● Stated goal:
List each line of the data that holds the string "original".

● Data to process:
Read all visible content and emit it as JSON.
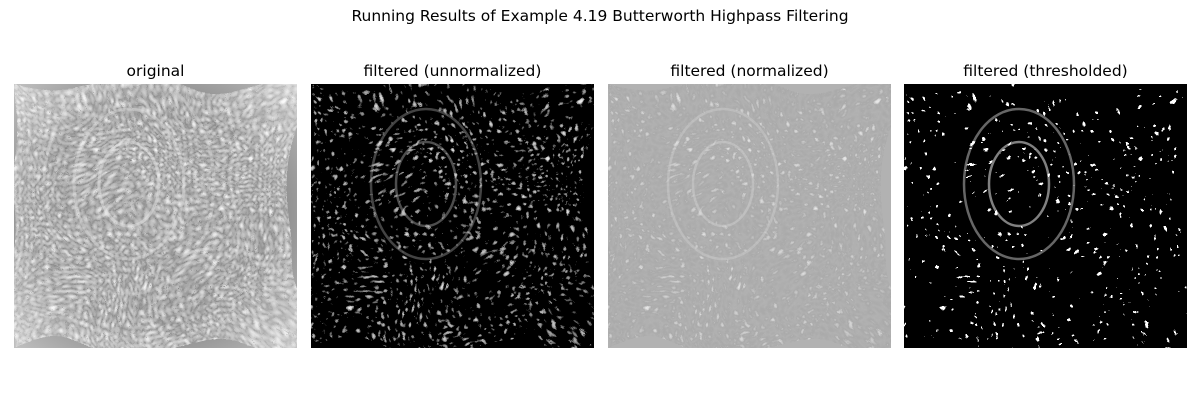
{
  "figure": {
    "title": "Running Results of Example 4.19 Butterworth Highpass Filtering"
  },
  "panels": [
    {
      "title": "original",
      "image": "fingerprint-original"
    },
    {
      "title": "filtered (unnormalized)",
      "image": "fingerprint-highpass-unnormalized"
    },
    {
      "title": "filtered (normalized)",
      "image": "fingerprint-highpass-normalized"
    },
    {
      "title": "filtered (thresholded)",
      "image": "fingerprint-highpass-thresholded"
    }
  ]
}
---
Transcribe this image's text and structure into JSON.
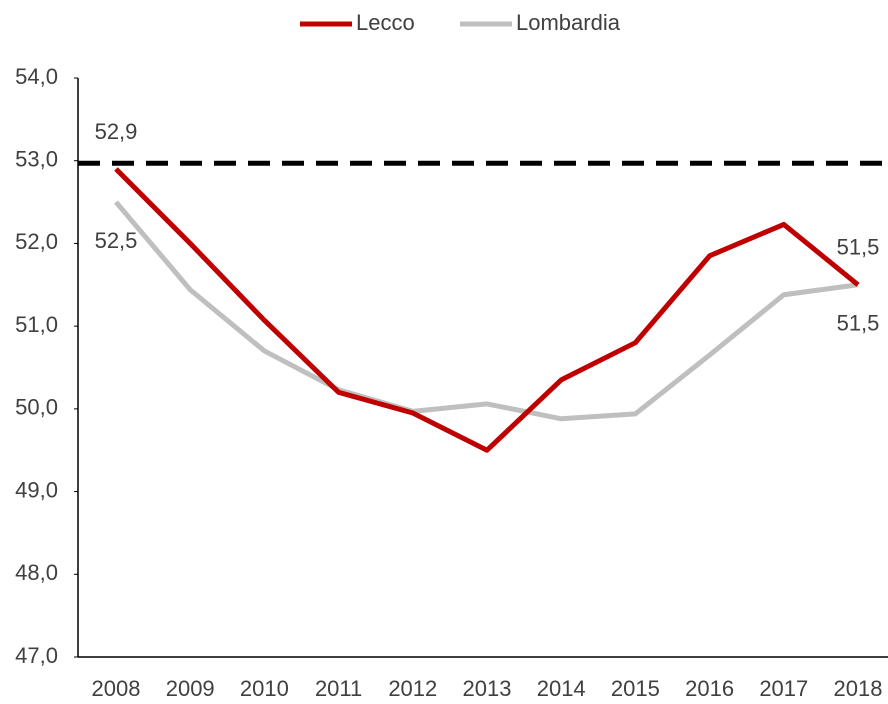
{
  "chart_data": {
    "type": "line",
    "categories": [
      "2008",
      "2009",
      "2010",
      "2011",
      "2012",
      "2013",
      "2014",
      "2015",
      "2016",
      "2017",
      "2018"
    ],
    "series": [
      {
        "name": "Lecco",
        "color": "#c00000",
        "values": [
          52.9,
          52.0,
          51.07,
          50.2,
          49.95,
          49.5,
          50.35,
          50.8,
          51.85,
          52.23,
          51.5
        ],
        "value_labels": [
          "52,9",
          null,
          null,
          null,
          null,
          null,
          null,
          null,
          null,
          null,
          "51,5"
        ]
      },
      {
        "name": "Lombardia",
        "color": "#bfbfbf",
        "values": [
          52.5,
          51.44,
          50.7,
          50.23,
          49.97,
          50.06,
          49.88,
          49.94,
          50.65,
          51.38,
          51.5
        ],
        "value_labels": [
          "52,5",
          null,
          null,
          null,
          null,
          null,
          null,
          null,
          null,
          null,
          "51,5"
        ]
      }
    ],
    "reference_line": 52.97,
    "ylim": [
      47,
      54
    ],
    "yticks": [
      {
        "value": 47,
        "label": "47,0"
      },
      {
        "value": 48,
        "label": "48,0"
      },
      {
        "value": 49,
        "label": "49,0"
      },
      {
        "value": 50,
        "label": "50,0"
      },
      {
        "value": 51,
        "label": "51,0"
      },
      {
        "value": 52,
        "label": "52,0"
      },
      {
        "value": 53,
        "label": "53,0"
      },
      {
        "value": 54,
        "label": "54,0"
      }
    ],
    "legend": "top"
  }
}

● Result:
      "title": "original",
      "image": "fingerprint-original"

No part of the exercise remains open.